### Items
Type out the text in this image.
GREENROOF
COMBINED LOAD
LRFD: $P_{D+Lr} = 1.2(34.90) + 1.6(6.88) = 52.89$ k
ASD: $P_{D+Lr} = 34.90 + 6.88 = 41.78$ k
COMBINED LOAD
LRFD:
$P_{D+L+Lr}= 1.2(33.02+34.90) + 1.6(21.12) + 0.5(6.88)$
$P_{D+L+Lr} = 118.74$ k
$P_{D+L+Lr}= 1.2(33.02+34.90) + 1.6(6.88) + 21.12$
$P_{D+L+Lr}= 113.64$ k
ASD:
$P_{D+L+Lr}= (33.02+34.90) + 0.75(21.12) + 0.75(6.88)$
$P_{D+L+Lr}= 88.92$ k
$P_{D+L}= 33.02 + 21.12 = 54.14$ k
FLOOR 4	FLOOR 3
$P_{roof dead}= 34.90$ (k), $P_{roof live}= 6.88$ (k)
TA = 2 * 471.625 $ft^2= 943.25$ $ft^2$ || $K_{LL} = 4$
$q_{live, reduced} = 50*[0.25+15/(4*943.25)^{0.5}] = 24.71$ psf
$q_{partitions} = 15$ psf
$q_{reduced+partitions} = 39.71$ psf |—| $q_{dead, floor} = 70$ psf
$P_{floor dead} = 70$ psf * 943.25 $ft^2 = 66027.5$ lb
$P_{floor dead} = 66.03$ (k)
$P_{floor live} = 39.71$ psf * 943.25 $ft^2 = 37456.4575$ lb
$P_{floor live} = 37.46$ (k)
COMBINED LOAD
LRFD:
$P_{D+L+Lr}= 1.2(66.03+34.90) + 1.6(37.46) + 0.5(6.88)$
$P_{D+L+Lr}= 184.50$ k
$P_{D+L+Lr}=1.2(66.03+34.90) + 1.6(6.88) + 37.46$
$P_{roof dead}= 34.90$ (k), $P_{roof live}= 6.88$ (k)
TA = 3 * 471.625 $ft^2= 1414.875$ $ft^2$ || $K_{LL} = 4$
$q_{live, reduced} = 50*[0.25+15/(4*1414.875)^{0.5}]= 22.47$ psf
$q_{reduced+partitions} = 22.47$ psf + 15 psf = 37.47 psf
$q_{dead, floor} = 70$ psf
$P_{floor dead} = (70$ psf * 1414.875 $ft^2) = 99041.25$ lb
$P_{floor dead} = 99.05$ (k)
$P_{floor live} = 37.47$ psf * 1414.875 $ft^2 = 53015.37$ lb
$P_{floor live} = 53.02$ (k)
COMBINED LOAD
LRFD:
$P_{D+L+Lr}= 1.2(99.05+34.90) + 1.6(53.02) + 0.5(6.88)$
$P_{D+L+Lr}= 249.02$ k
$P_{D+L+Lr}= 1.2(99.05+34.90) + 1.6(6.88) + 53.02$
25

### Brief
Write out the complete set of records exactly as given.

### Task solution
Type out the text in this image.
GREENROOF
COMBINED LOAD
LRFD: $P_{D+Lr} = 1.2(34.90) + 1.6(6.88) = 52.89$ k
ASD: $P_{D+Lr} = 34.90 + 6.88 = 41.78$ k
COMBINED LOAD
LRFD:
$P_{D+L+Lr}= 1.2(33.02+34.90) + 1.6(21.12) + 0.5(6.88)$
$P_{D+L+Lr} = 118.74$ k
$P_{D+L+Lr}= 1.2(33.02+34.90) + 1.6(6.88) + 21.12$
$P_{D+L+Lr}= 113.64$ k
ASD:
$P_{D+L+Lr}= (33.02+34.90) + 0.75(21.12) + 0.75(6.88)$
$P_{D+L+Lr}= 88.92$ k
$P_{D+L}= 33.02 + 21.12 = 54.14$ k
FLOOR 4	FLOOR 3
$P_{roof dead}= 34.90$ (k), $P_{roof live}= 6.88$ (k)
TA = 2 * 471.625 $ft^2= 943.25$ $ft^2$ || $K_{LL} = 4$
$q_{live, reduced} = 50*[0.25+15/(4*943.25)^{0.5}] = 24.71$ psf
$q_{partitions} = 15$ psf
$q_{reduced+partitions} = 39.71$ psf |—| $q_{dead, floor} = 70$ psf
$P_{floor dead} = 70$ psf * 943.25 $ft^2 = 66027.5$ lb
$P_{floor dead} = 66.03$ (k)
$P_{floor live} = 39.71$ psf * 943.25 $ft^2 = 37456.4575$ lb
$P_{floor live} = 37.46$ (k)
COMBINED LOAD
LRFD:
$P_{D+L+Lr}= 1.2(66.03+34.90) + 1.6(37.46) + 0.5(6.88)$
$P_{D+L+Lr}= 184.50$ k
$P_{D+L+Lr}=1.2(66.03+34.90) + 1.6(6.88) + 37.46$
$P_{roof dead}= 34.90$ (k), $P_{roof live}= 6.88$ (k)
TA = 3 * 471.625 $ft^2= 1414.875$ $ft^2$ || $K_{LL} = 4$
$q_{live, reduced} = 50*[0.25+15/(4*1414.875)^{0.5}]= 22.47$ psf
$q_{reduced+partitions} = 22.47$ psf + 15 psf = 37.47 psf
$q_{dead, floor} = 70$ psf
$P_{floor dead} = (70$ psf * 1414.875 $ft^2) = 99041.25$ lb
$P_{floor dead} = 99.05$ (k)
$P_{floor live} = 37.47$ psf * 1414.875 $ft^2 = 53015.37$ lb
$P_{floor live} = 53.02$ (k)
COMBINED LOAD
LRFD:
$P_{D+L+Lr}= 1.2(99.05+34.90) + 1.6(53.02) + 0.5(6.88)$
$P_{D+L+Lr}= 249.02$ k
$P_{D+L+Lr}= 1.2(99.05+34.90) + 1.6(6.88) + 53.02$
25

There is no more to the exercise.